- _Job_: Wherever "Gebruik" appears in a line, list that line.

- _Exercise input_:
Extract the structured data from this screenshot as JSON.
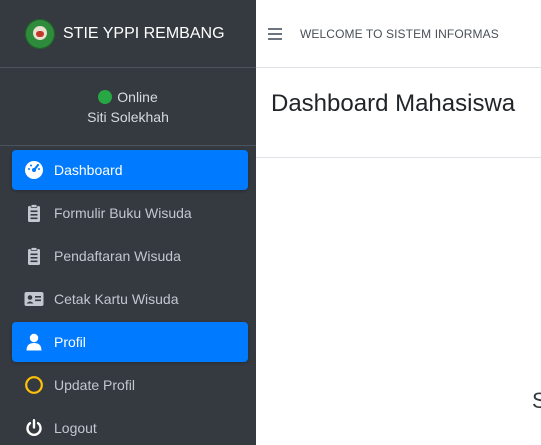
{
  "brand": {
    "name": "STIE YPPI REMBANG"
  },
  "user_panel": {
    "status": "Online",
    "name": "Siti Solekhah"
  },
  "nav": [
    {
      "label": "Dashboard",
      "icon": "tachometer-icon",
      "active": true
    },
    {
      "label": "Formulir Buku Wisuda",
      "icon": "clipboard-list-icon",
      "active": false
    },
    {
      "label": "Pendaftaran Wisuda",
      "icon": "clipboard-list-icon",
      "active": false
    },
    {
      "label": "Cetak Kartu Wisuda",
      "icon": "id-card-icon",
      "active": false
    },
    {
      "label": "Profil",
      "icon": "user-icon",
      "active": true
    },
    {
      "label": "Update Profil",
      "icon": "circle-outline-icon",
      "active": false
    },
    {
      "label": "Logout",
      "icon": "power-off-icon",
      "active": false
    }
  ],
  "topbar": {
    "welcome_text": "WELCOME TO SISTEM INFORMAS"
  },
  "content": {
    "title": "Dashboard Mahasiswa",
    "partial_text": "S"
  },
  "colors": {
    "sidebar_bg": "#343a40",
    "active_bg": "#007bff",
    "online_dot": "#28a745",
    "update_ring": "#ffc107"
  }
}
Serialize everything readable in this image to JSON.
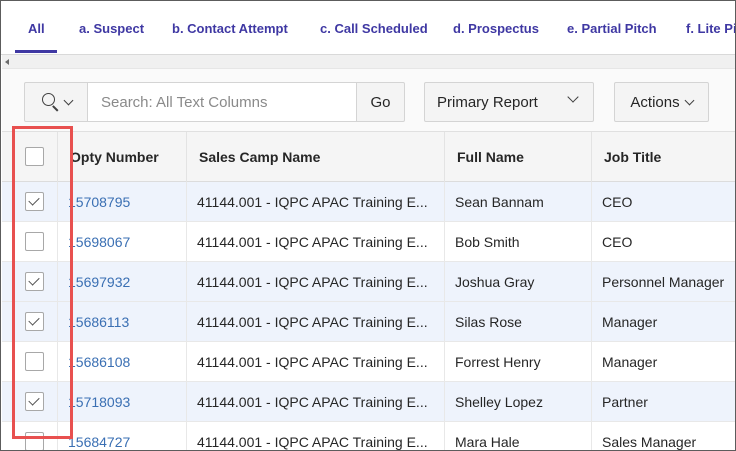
{
  "tabs": [
    {
      "label": "All"
    },
    {
      "label": "a. Suspect"
    },
    {
      "label": "b. Contact Attempt"
    },
    {
      "label": "c. Call Scheduled"
    },
    {
      "label": "d. Prospectus"
    },
    {
      "label": "e. Partial Pitch"
    },
    {
      "label": "f. Lite Pi"
    }
  ],
  "active_tab": "All",
  "toolbar": {
    "search_icon": "magnifier-icon",
    "search_placeholder": "Search: All Text Columns",
    "go_label": "Go",
    "report_label": "Primary Report",
    "actions_label": "Actions"
  },
  "columns": [
    "",
    "Opty Number",
    "Sales Camp Name",
    "Full Name",
    "Job Title"
  ],
  "rows": [
    {
      "checked": true,
      "opty": "15708795",
      "camp": "41144.001 - IQPC APAC Training E...",
      "name": "Sean Bannam",
      "title": "CEO"
    },
    {
      "checked": false,
      "opty": "15698067",
      "camp": "41144.001 - IQPC APAC Training E...",
      "name": "Bob Smith",
      "title": "CEO"
    },
    {
      "checked": true,
      "opty": "15697932",
      "camp": "41144.001 - IQPC APAC Training E...",
      "name": "Joshua Gray",
      "title": "Personnel Manager"
    },
    {
      "checked": true,
      "opty": "15686113",
      "camp": "41144.001 - IQPC APAC Training E...",
      "name": "Silas Rose",
      "title": "Manager"
    },
    {
      "checked": false,
      "opty": "15686108",
      "camp": "41144.001 - IQPC APAC Training E...",
      "name": "Forrest Henry",
      "title": "Manager"
    },
    {
      "checked": true,
      "opty": "15718093",
      "camp": "41144.001 - IQPC APAC Training E...",
      "name": "Shelley Lopez",
      "title": "Partner"
    },
    {
      "checked": false,
      "opty": "15684727",
      "camp": "41144.001 - IQPC APAC Training E...",
      "name": "Mara Hale",
      "title": "Sales Manager"
    }
  ],
  "colors": {
    "tab_text": "#3f38a3",
    "link": "#3a6fb3",
    "selected_row": "#eef3fc",
    "highlight_box": "#e8504f"
  }
}
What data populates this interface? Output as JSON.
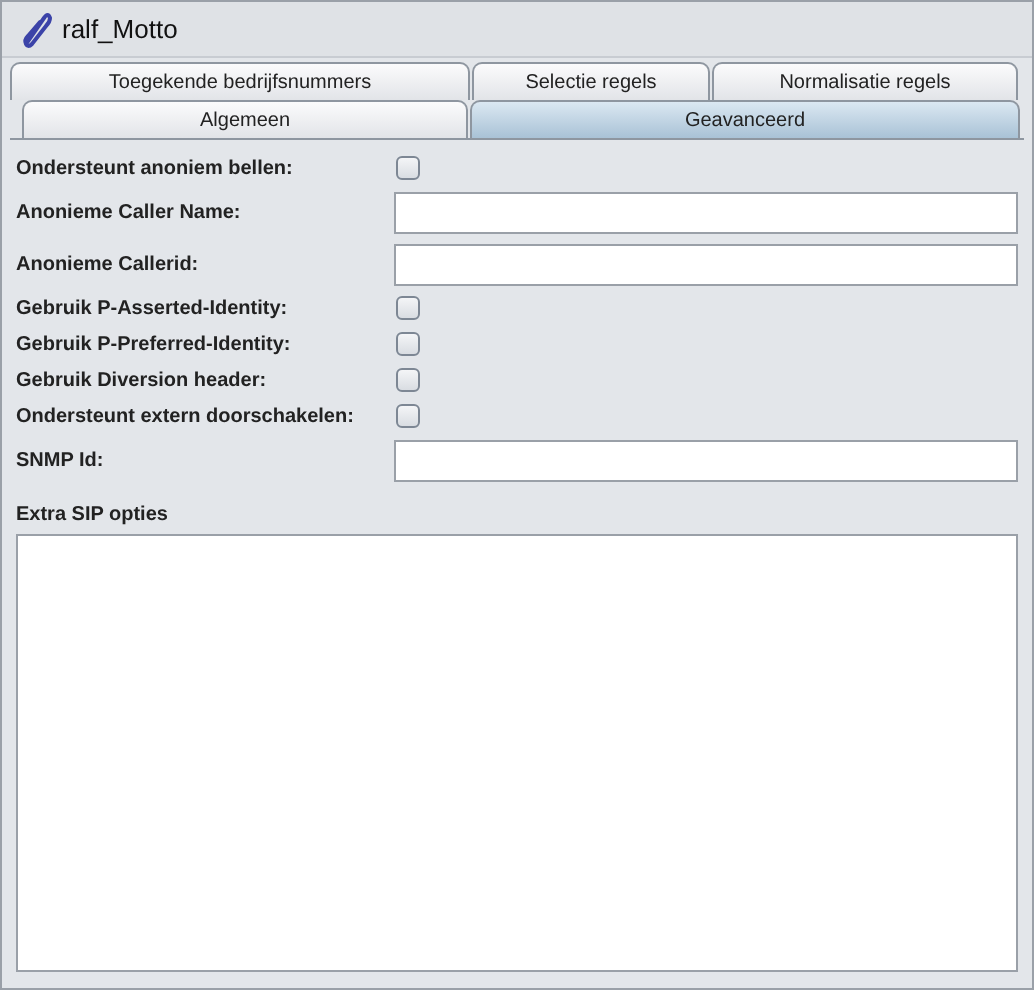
{
  "window": {
    "title": "ralf_Motto"
  },
  "tab_rows": [
    [
      {
        "label": "Toegekende bedrijfsnummers",
        "selected": false
      },
      {
        "label": "Selectie regels",
        "selected": false
      },
      {
        "label": "Normalisatie regels",
        "selected": false
      }
    ],
    [
      {
        "label": "Algemeen",
        "selected": false
      },
      {
        "label": "Geavanceerd",
        "selected": true
      }
    ]
  ],
  "fields": [
    {
      "kind": "checkbox",
      "label": "Ondersteunt anoniem bellen:",
      "checked": false
    },
    {
      "kind": "text",
      "label": "Anonieme Caller Name:"
    },
    {
      "kind": "text",
      "label": "Anonieme Callerid:"
    },
    {
      "kind": "checkbox",
      "label": "Gebruik P-Asserted-Identity:",
      "checked": false
    },
    {
      "kind": "checkbox",
      "label": "Gebruik P-Preferred-Identity:",
      "checked": false
    },
    {
      "kind": "checkbox",
      "label": "Gebruik Diversion header:",
      "checked": false
    },
    {
      "kind": "checkbox",
      "label": "Ondersteunt extern doorschakelen:",
      "checked": false
    },
    {
      "kind": "text",
      "label": "SNMP Id:"
    }
  ],
  "extra": {
    "label": "Extra SIP opties"
  }
}
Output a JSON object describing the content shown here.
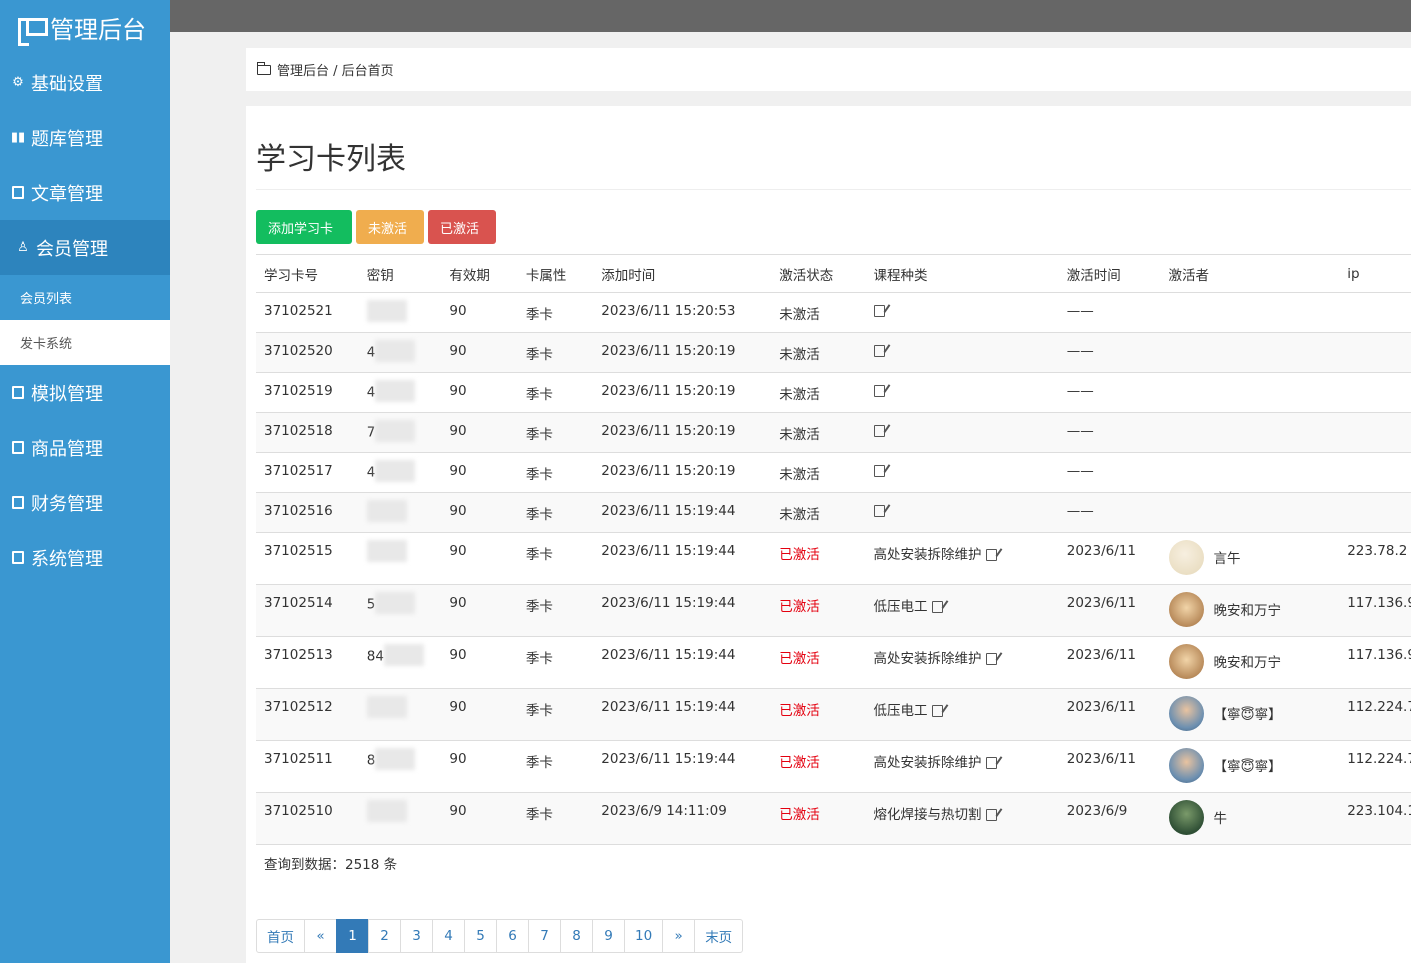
{
  "brand": "管理后台",
  "sidebar": {
    "items": [
      {
        "label": "基础设置",
        "icon": "gear-icon"
      },
      {
        "label": "题库管理",
        "icon": "books-icon"
      },
      {
        "label": "文章管理",
        "icon": "document-icon"
      },
      {
        "label": "会员管理",
        "icon": "user-icon"
      },
      {
        "label": "模拟管理",
        "icon": "exam-icon"
      },
      {
        "label": "商品管理",
        "icon": "goods-icon"
      },
      {
        "label": "财务管理",
        "icon": "finance-icon"
      },
      {
        "label": "系统管理",
        "icon": "system-icon"
      }
    ],
    "sub_items": [
      {
        "label": "会员列表"
      },
      {
        "label": "发卡系统"
      }
    ]
  },
  "breadcrumb": "管理后台 / 后台首页",
  "main": {
    "title": "学习卡列表",
    "buttons": {
      "add": "添加学习卡",
      "inactive": "未激活",
      "active": "已激活"
    },
    "table": {
      "headers": [
        "学习卡号",
        "密钥",
        "有效期",
        "卡属性",
        "添加时间",
        "激活状态",
        "课程种类",
        "激活时间",
        "激活者",
        "ip"
      ],
      "rows": [
        {
          "id": "37102521",
          "key_vis": "",
          "days": "90",
          "type": "季卡",
          "added": "2023/6/11 15:20:53",
          "status": "未激活",
          "course": "",
          "act_time": "——",
          "user": "",
          "ip": ""
        },
        {
          "id": "37102520",
          "key_vis": "4",
          "days": "90",
          "type": "季卡",
          "added": "2023/6/11 15:20:19",
          "status": "未激活",
          "course": "",
          "act_time": "——",
          "user": "",
          "ip": ""
        },
        {
          "id": "37102519",
          "key_vis": "4",
          "days": "90",
          "type": "季卡",
          "added": "2023/6/11 15:20:19",
          "status": "未激活",
          "course": "",
          "act_time": "——",
          "user": "",
          "ip": ""
        },
        {
          "id": "37102518",
          "key_vis": "7",
          "days": "90",
          "type": "季卡",
          "added": "2023/6/11 15:20:19",
          "status": "未激活",
          "course": "",
          "act_time": "——",
          "user": "",
          "ip": ""
        },
        {
          "id": "37102517",
          "key_vis": "4",
          "days": "90",
          "type": "季卡",
          "added": "2023/6/11 15:20:19",
          "status": "未激活",
          "course": "",
          "act_time": "——",
          "user": "",
          "ip": ""
        },
        {
          "id": "37102516",
          "key_vis": "",
          "days": "90",
          "type": "季卡",
          "added": "2023/6/11 15:19:44",
          "status": "未激活",
          "course": "",
          "act_time": "——",
          "user": "",
          "ip": ""
        },
        {
          "id": "37102515",
          "key_vis": "",
          "days": "90",
          "type": "季卡",
          "added": "2023/6/11 15:19:44",
          "status": "已激活",
          "course": "高处安装拆除维护",
          "act_time": "2023/6/11",
          "user": "言午",
          "ip": "223.78.2"
        },
        {
          "id": "37102514",
          "key_vis": "5",
          "days": "90",
          "type": "季卡",
          "added": "2023/6/11 15:19:44",
          "status": "已激活",
          "course": "低压电工",
          "act_time": "2023/6/11",
          "user": "晚安和万宁",
          "ip": "117.136.9"
        },
        {
          "id": "37102513",
          "key_vis": "84",
          "days": "90",
          "type": "季卡",
          "added": "2023/6/11 15:19:44",
          "status": "已激活",
          "course": "高处安装拆除维护",
          "act_time": "2023/6/11",
          "user": "晚安和万宁",
          "ip": "117.136.9"
        },
        {
          "id": "37102512",
          "key_vis": "",
          "days": "90",
          "type": "季卡",
          "added": "2023/6/11 15:19:44",
          "status": "已激活",
          "course": "低压电工",
          "act_time": "2023/6/11",
          "user": "【寧😇寧】",
          "ip": "112.224.7"
        },
        {
          "id": "37102511",
          "key_vis": "8",
          "days": "90",
          "type": "季卡",
          "added": "2023/6/11 15:19:44",
          "status": "已激活",
          "course": "高处安装拆除维护",
          "act_time": "2023/6/11",
          "user": "【寧😇寧】",
          "ip": "112.224.7"
        },
        {
          "id": "37102510",
          "key_vis": "",
          "days": "90",
          "type": "季卡",
          "added": "2023/6/9 14:11:09",
          "status": "已激活",
          "course": "熔化焊接与热切割",
          "act_time": "2023/6/9",
          "user": "牛",
          "ip": "223.104.1"
        }
      ]
    },
    "summary": "查询到数据：2518 条",
    "pagination": [
      "首页",
      "«",
      "1",
      "2",
      "3",
      "4",
      "5",
      "6",
      "7",
      "8",
      "9",
      "10",
      "»",
      "末页"
    ],
    "colors": {
      "sidebar": "#3a97d1",
      "active_nav": "#2d84bd",
      "green": "#13bd5f",
      "orange": "#f0ad4e",
      "red": "#d9534f",
      "link": "#337ab7"
    }
  }
}
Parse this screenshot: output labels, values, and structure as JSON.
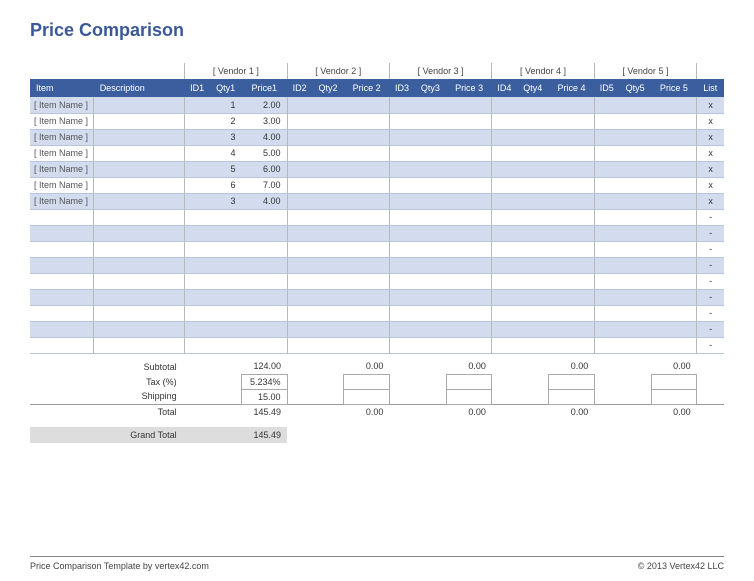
{
  "title": "Price Comparison",
  "vendors": [
    "[ Vendor 1 ]",
    "[ Vendor 2 ]",
    "[ Vendor 3 ]",
    "[ Vendor 4 ]",
    "[ Vendor 5 ]"
  ],
  "headers": {
    "item": "Item",
    "desc": "Description",
    "v": [
      {
        "id": "ID1",
        "qty": "Qty1",
        "price": "Price1"
      },
      {
        "id": "ID2",
        "qty": "Qty2",
        "price": "Price 2"
      },
      {
        "id": "ID3",
        "qty": "Qty3",
        "price": "Price 3"
      },
      {
        "id": "ID4",
        "qty": "Qty4",
        "price": "Price 4"
      },
      {
        "id": "ID5",
        "qty": "Qty5",
        "price": "Price 5"
      }
    ],
    "list": "List"
  },
  "rows": [
    {
      "item": "[ Item Name ]",
      "qty1": "1",
      "price1": "2.00",
      "list": "x"
    },
    {
      "item": "[ Item Name ]",
      "qty1": "2",
      "price1": "3.00",
      "list": "x"
    },
    {
      "item": "[ Item Name ]",
      "qty1": "3",
      "price1": "4.00",
      "list": "x"
    },
    {
      "item": "[ Item Name ]",
      "qty1": "4",
      "price1": "5.00",
      "list": "x"
    },
    {
      "item": "[ Item Name ]",
      "qty1": "5",
      "price1": "6.00",
      "list": "x"
    },
    {
      "item": "[ Item Name ]",
      "qty1": "6",
      "price1": "7.00",
      "list": "x"
    },
    {
      "item": "[ Item Name ]",
      "qty1": "3",
      "price1": "4.00",
      "list": "x"
    },
    {
      "item": "",
      "qty1": "",
      "price1": "",
      "list": "-"
    },
    {
      "item": "",
      "qty1": "",
      "price1": "",
      "list": "-"
    },
    {
      "item": "",
      "qty1": "",
      "price1": "",
      "list": "-"
    },
    {
      "item": "",
      "qty1": "",
      "price1": "",
      "list": "-"
    },
    {
      "item": "",
      "qty1": "",
      "price1": "",
      "list": "-"
    },
    {
      "item": "",
      "qty1": "",
      "price1": "",
      "list": "-"
    },
    {
      "item": "",
      "qty1": "",
      "price1": "",
      "list": "-"
    },
    {
      "item": "",
      "qty1": "",
      "price1": "",
      "list": "-"
    },
    {
      "item": "",
      "qty1": "",
      "price1": "",
      "list": "-"
    }
  ],
  "summary": {
    "subtotal_label": "Subtotal",
    "tax_label": "Tax (%)",
    "shipping_label": "Shipping",
    "total_label": "Total",
    "grand_label": "Grand Total",
    "subtotal": [
      "124.00",
      "0.00",
      "0.00",
      "0.00",
      "0.00"
    ],
    "tax": "5.234%",
    "shipping": "15.00",
    "total": [
      "145.49",
      "0.00",
      "0.00",
      "0.00",
      "0.00"
    ],
    "grand": "145.49"
  },
  "footer": {
    "left": "Price Comparison Template by vertex42.com",
    "right": "© 2013 Vertex42 LLC"
  }
}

- _Complete output_:
      "label": "Gebruik P-Asserted-Identity:",
      "label": "Gebruik P-Preferred-Identity:",
      "label": "Gebruik Diversion header:",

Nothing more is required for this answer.